Review: Push and Citizen Puppet by final year students at the Royal Central School of Speech and Drama

There isn’t much to link these two pieces, other than that they are showcases for students graduating from Central. Push, directed by Catherine Alexander and Grainne Byrne is a devised piece based on the novel of the same name by Sapphire. Citizen Puppet is also devised, in collaboration with acclaimed puppet company Blind Summit, and is a whimsical piece of (allegedly) verbatim theatre centring around the events of a well-known fairy-tale.

Push is a grim tale, as anyone who has seen the film Precious will know. The production’s approach was somewhat Brechtian, with the ensemble informing us at the outset that they would often be playing against gender and colour (as well as, obviously, age) and giving us a glimpse of some of the main characters. There were some outstanding performances, especially Jack Randall as Precious’ fellow-student Consuela and Emma Hanson as her mother, Mary, who demonstrated immense vocal skill and physical talent, despite performing the majority of her scenes with only the back of her head visible.

────

### Given instruction
Please carry on the theater review of Push and Citizen Puppet from the point where it stops. The data that comes next is separate material with no connection to the review.

### Supplied data
────

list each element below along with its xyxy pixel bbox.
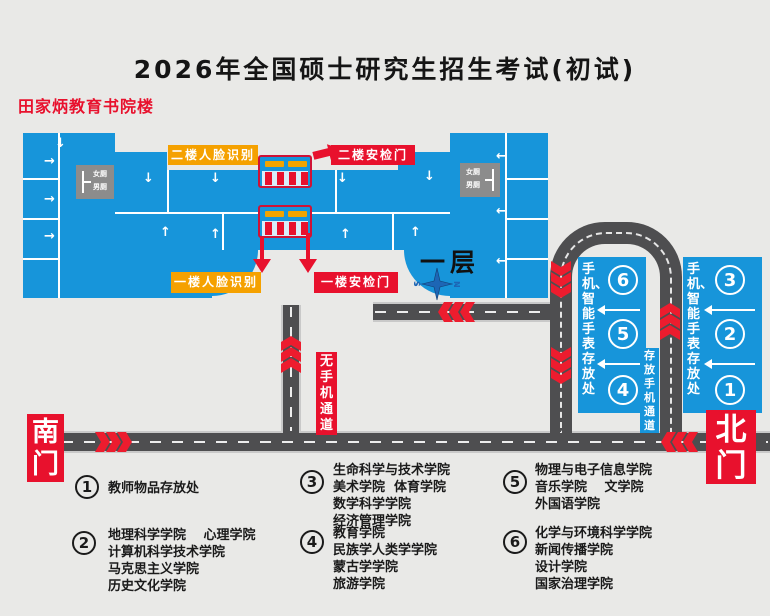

────

### Task answer
However, the story was somewhat muddled in the telling, with an over-reliance on film projection which added to the confusion, and the digression into the back-stories of some of the other characters, while serving the purpose of giving each student a showcase, detracted from the main story. Overall, the production failed to draw the audience into empathising with the central character, and the inclusion of upbeat musical numbers also jarred with the subject-matter. There was much about it to like, but as a whole it didn’t quite gel.

Citizen Puppet was the diametric opposite, concerning a group of characters who live in the same village as the infamous Jack (of Beanstalk fame), and the effect on the village of sudden wealth, generated by the influx of golden eggs into the local economy. The puppets were superbly made and well-animated by the students, with special mention going to the two students animating Detective Inspector Clive, whose hand gestures and physical tics were hilariously detailed and lifelike.

The format of the production showed a lot of promise, with contemporary parallels being drawn to the role of the banks in the current economic crisis. However, it failed to deliver, with the show stopping suddenly after half an hour with a simple ”to be continued …”, which made it feel as though the students had simply run out of time.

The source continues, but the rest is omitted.